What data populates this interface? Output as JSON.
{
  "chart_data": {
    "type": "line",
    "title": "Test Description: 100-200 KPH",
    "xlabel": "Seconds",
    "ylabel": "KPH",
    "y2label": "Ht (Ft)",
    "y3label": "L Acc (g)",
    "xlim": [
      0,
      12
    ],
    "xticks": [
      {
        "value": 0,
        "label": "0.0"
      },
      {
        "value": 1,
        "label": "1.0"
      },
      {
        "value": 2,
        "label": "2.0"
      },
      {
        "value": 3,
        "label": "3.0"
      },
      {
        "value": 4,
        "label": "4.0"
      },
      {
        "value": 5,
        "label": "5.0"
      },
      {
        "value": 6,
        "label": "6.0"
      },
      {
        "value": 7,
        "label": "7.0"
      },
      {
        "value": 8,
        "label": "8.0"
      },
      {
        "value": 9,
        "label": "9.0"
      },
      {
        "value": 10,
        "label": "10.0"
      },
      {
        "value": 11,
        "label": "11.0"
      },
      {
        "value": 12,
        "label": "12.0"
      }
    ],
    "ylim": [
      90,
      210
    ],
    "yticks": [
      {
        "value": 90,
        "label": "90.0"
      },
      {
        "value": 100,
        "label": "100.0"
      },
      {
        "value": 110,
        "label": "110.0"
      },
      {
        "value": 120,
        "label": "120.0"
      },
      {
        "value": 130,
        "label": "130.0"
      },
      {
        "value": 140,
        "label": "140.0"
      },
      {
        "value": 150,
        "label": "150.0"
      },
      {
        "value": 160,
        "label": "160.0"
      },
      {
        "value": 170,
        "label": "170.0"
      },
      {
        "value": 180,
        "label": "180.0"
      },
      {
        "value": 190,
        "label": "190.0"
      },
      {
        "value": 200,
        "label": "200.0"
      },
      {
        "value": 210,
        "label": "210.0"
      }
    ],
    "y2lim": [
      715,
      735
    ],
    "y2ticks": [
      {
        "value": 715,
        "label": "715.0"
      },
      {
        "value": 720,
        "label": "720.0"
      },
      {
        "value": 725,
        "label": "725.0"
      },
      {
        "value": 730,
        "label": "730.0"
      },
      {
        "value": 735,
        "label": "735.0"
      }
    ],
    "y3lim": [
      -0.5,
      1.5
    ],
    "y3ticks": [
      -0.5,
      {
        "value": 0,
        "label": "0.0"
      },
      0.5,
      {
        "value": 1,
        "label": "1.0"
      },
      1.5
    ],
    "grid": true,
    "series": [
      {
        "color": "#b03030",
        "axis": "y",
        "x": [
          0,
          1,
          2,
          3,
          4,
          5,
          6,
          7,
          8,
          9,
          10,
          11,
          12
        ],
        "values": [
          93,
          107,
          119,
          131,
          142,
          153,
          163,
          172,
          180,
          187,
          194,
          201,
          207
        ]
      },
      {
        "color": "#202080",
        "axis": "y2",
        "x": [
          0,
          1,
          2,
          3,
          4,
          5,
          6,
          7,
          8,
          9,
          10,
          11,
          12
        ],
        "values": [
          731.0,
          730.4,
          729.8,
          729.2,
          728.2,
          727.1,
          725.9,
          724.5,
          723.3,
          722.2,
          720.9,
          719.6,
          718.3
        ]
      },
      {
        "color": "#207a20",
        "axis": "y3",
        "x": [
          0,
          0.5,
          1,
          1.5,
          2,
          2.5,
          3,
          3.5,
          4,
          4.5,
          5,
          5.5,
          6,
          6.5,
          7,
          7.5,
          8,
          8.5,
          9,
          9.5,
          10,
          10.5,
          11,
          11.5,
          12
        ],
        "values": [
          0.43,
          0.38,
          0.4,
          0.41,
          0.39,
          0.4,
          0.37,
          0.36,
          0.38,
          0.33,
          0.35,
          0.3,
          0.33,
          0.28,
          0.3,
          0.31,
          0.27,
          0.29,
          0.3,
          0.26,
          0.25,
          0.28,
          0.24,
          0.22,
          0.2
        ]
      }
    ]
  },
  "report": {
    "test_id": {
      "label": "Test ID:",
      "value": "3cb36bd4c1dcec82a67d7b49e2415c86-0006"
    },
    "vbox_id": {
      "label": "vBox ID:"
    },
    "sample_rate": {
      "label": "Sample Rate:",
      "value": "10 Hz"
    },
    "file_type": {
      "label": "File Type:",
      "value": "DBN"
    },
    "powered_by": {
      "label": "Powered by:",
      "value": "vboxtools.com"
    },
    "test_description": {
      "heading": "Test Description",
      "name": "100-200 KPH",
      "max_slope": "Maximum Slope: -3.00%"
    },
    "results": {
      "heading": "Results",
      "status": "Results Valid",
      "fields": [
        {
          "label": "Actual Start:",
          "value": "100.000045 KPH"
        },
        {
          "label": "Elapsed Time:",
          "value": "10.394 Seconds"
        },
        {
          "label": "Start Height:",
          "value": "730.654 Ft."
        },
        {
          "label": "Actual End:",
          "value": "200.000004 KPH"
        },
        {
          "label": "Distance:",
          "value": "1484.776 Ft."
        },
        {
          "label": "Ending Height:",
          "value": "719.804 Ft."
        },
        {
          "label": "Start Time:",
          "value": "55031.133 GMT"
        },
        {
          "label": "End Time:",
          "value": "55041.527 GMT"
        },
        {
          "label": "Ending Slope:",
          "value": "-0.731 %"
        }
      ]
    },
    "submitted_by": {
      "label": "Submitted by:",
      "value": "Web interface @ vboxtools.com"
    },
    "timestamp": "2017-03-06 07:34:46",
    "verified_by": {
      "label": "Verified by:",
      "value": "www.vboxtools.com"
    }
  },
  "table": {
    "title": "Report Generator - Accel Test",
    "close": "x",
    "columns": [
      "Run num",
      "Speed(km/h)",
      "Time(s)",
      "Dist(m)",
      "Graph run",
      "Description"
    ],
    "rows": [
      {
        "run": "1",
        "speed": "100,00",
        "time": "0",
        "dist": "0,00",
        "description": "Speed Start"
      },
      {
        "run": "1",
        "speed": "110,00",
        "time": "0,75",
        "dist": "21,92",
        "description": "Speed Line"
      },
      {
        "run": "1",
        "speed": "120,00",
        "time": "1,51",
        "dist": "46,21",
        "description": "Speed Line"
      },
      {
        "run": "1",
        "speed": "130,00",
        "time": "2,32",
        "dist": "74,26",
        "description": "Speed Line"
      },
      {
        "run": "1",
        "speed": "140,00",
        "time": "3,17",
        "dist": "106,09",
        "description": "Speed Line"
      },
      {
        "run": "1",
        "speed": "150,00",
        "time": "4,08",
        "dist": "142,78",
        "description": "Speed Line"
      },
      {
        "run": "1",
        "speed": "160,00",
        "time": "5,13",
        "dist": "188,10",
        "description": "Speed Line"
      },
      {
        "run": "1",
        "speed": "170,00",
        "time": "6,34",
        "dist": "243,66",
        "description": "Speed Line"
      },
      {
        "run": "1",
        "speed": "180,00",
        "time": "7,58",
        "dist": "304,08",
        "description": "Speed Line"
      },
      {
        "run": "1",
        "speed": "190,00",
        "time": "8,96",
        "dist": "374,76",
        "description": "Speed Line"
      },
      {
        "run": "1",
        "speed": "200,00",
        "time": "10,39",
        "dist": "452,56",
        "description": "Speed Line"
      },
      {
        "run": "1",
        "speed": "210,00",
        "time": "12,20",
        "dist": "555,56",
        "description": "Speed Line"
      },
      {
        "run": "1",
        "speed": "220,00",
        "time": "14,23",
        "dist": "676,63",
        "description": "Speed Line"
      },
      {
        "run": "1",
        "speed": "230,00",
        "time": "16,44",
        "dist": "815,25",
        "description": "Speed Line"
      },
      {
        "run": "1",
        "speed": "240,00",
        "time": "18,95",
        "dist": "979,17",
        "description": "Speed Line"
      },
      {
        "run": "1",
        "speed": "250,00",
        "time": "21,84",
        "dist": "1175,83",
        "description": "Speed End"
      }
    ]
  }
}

_ _ _ _

◆ PROBLEM TO WORK ON:
Take the entries and copy them out exactly.

◆ WRITTEN REPLY:
What data populates this interface? Output as JSON.
{
  "chart_data": {
    "type": "line",
    "title": "Test Description: 100-200 KPH",
    "xlabel": "Seconds",
    "ylabel": "KPH",
    "y2label": "Ht (Ft)",
    "y3label": "L Acc (g)",
    "xlim": [
      0,
      12
    ],
    "xticks": [
      {
        "value": 0,
        "label": "0.0"
      },
      {
        "value": 1,
        "label": "1.0"
      },
      {
        "value": 2,
        "label": "2.0"
      },
      {
        "value": 3,
        "label": "3.0"
      },
      {
        "value": 4,
        "label": "4.0"
      },
      {
        "value": 5,
        "label": "5.0"
      },
      {
        "value": 6,
        "label": "6.0"
      },
      {
        "value": 7,
        "label": "7.0"
      },
      {
        "value": 8,
        "label": "8.0"
      },
      {
        "value": 9,
        "label": "9.0"
      },
      {
        "value": 10,
        "label": "10.0"
      },
      {
        "value": 11,
        "label": "11.0"
      },
      {
        "value": 12,
        "label": "12.0"
      }
    ],
    "ylim": [
      90,
      210
    ],
    "yticks": [
      {
        "value": 90,
        "label": "90.0"
      },
      {
        "value": 100,
        "label": "100.0"
      },
      {
        "value": 110,
        "label": "110.0"
      },
      {
        "value": 120,
        "label": "120.0"
      },
      {
        "value": 130,
        "label": "130.0"
      },
      {
        "value": 140,
        "label": "140.0"
      },
      {
        "value": 150,
        "label": "150.0"
      },
      {
        "value": 160,
        "label": "160.0"
      },
      {
        "value": 170,
        "label": "170.0"
      },
      {
        "value": 180,
        "label": "180.0"
      },
      {
        "value": 190,
        "label": "190.0"
      },
      {
        "value": 200,
        "label": "200.0"
      },
      {
        "value": 210,
        "label": "210.0"
      }
    ],
    "y2lim": [
      715,
      735
    ],
    "y2ticks": [
      {
        "value": 715,
        "label": "715.0"
      },
      {
        "value": 720,
        "label": "720.0"
      },
      {
        "value": 725,
        "label": "725.0"
      },
      {
        "value": 730,
        "label": "730.0"
      },
      {
        "value": 735,
        "label": "735.0"
      }
    ],
    "y3lim": [
      -0.5,
      1.5
    ],
    "y3ticks": [
      -0.5,
      {
        "value": 0,
        "label": "0.0"
      },
      0.5,
      {
        "value": 1,
        "label": "1.0"
      },
      1.5
    ],
    "grid": true,
    "series": [
      {
        "color": "#b03030",
        "axis": "y",
        "x": [
          0,
          1,
          2,
          3,
          4,
          5,
          6,
          7,
          8,
          9,
          10,
          11,
          12
        ],
        "values": [
          93,
          107,
          119,
          131,
          142,
          153,
          163,
          172,
          180,
          187,
          194,
          201,
          207
        ]
      },
      {
        "color": "#202080",
        "axis": "y2",
        "x": [
          0,
          1,
          2,
          3,
          4,
          5,
          6,
          7,
          8,
          9,
          10,
          11,
          12
        ],
        "values": [
          731.0,
          730.4,
          729.8,
          729.2,
          728.2,
          727.1,
          725.9,
          724.5,
          723.3,
          722.2,
          720.9,
          719.6,
          718.3
        ]
      },
      {
        "color": "#207a20",
        "axis": "y3",
        "x": [
          0,
          0.5,
          1,
          1.5,
          2,
          2.5,
          3,
          3.5,
          4,
          4.5,
          5,
          5.5,
          6,
          6.5,
          7,
          7.5,
          8,
          8.5,
          9,
          9.5,
          10,
          10.5,
          11,
          11.5,
          12
        ],
        "values": [
          0.43,
          0.38,
          0.4,
          0.41,
          0.39,
          0.4,
          0.37,
          0.36,
          0.38,
          0.33,
          0.35,
          0.3,
          0.33,
          0.28,
          0.3,
          0.31,
          0.27,
          0.29,
          0.3,
          0.26,
          0.25,
          0.28,
          0.24,
          0.22,
          0.2
        ]
      }
    ]
  },
  "report": {
    "test_id": {
      "label": "Test ID:",
      "value": "3cb36bd4c1dcec82a67d7b49e2415c86-0006"
    },
    "vbox_id": {
      "label": "vBox ID:"
    },
    "sample_rate": {
      "label": "Sample Rate:",
      "value": "10 Hz"
    },
    "file_type": {
      "label": "File Type:",
      "value": "DBN"
    },
    "powered_by": {
      "label": "Powered by:",
      "value": "vboxtools.com"
    },
    "test_description": {
      "heading": "Test Description",
      "name": "100-200 KPH",
      "max_slope": "Maximum Slope: -3.00%"
    },
    "results": {
      "heading": "Results",
      "status": "Results Valid",
      "fields": [
        {
          "label": "Actual Start:",
          "value": "100.000045 KPH"
        },
        {
          "label": "Elapsed Time:",
          "value": "10.394 Seconds"
        },
        {
          "label": "Start Height:",
          "value": "730.654 Ft."
        },
        {
          "label": "Actual End:",
          "value": "200.000004 KPH"
        },
        {
          "label": "Distance:",
          "value": "1484.776 Ft."
        },
        {
          "label": "Ending Height:",
          "value": "719.804 Ft."
        },
        {
          "label": "Start Time:",
          "value": "55031.133 GMT"
        },
        {
          "label": "End Time:",
          "value": "55041.527 GMT"
        },
        {
          "label": "Ending Slope:",
          "value": "-0.731 %"
        }
      ]
    },
    "submitted_by": {
      "label": "Submitted by:",
      "value": "Web interface @ vboxtools.com"
    },
    "timestamp": "2017-03-06 07:34:46",
    "verified_by": {
      "label": "Verified by:",
      "value": "www.vboxtools.com"
    }
  },
  "table": {
    "title": "Report Generator - Accel Test",
    "close": "x",
    "columns": [
      "Run num",
      "Speed(km/h)",
      "Time(s)",
      "Dist(m)",
      "Graph run",
      "Description"
    ],
    "rows": [
      {
        "run": "1",
        "speed": "100,00",
        "time": "0",
        "dist": "0,00",
        "description": "Speed Start"
      },
      {
        "run": "1",
        "speed": "110,00",
        "time": "0,75",
        "dist": "21,92",
        "description": "Speed Line"
      },
      {
        "run": "1",
        "speed": "120,00",
        "time": "1,51",
        "dist": "46,21",
        "description": "Speed Line"
      },
      {
        "run": "1",
        "speed": "130,00",
        "time": "2,32",
        "dist": "74,26",
        "description": "Speed Line"
      },
      {
        "run": "1",
        "speed": "140,00",
        "time": "3,17",
        "dist": "106,09",
        "description": "Speed Line"
      },
      {
        "run": "1",
        "speed": "150,00",
        "time": "4,08",
        "dist": "142,78",
        "description": "Speed Line"
      },
      {
        "run": "1",
        "speed": "160,00",
        "time": "5,13",
        "dist": "188,10",
        "description": "Speed Line"
      },
      {
        "run": "1",
        "speed": "170,00",
        "time": "6,34",
        "dist": "243,66",
        "description": "Speed Line"
      },
      {
        "run": "1",
        "speed": "180,00",
        "time": "7,58",
        "dist": "304,08",
        "description": "Speed Line"
      },
      {
        "run": "1",
        "speed": "190,00",
        "time": "8,96",
        "dist": "374,76",
        "description": "Speed Line"
      },
      {
        "run": "1",
        "speed": "200,00",
        "time": "10,39",
        "dist": "452,56",
        "description": "Speed Line"
      },
      {
        "run": "1",
        "speed": "210,00",
        "time": "12,20",
        "dist": "555,56",
        "description": "Speed Line"
      },
      {
        "run": "1",
        "speed": "220,00",
        "time": "14,23",
        "dist": "676,63",
        "description": "Speed Line"
      },
      {
        "run": "1",
        "speed": "230,00",
        "time": "16,44",
        "dist": "815,25",
        "description": "Speed Line"
      },
      {
        "run": "1",
        "speed": "240,00",
        "time": "18,95",
        "dist": "979,17",
        "description": "Speed Line"
      },
      {
        "run": "1",
        "speed": "250,00",
        "time": "21,84",
        "dist": "1175,83",
        "description": "Speed End"
      }
    ]
  }
}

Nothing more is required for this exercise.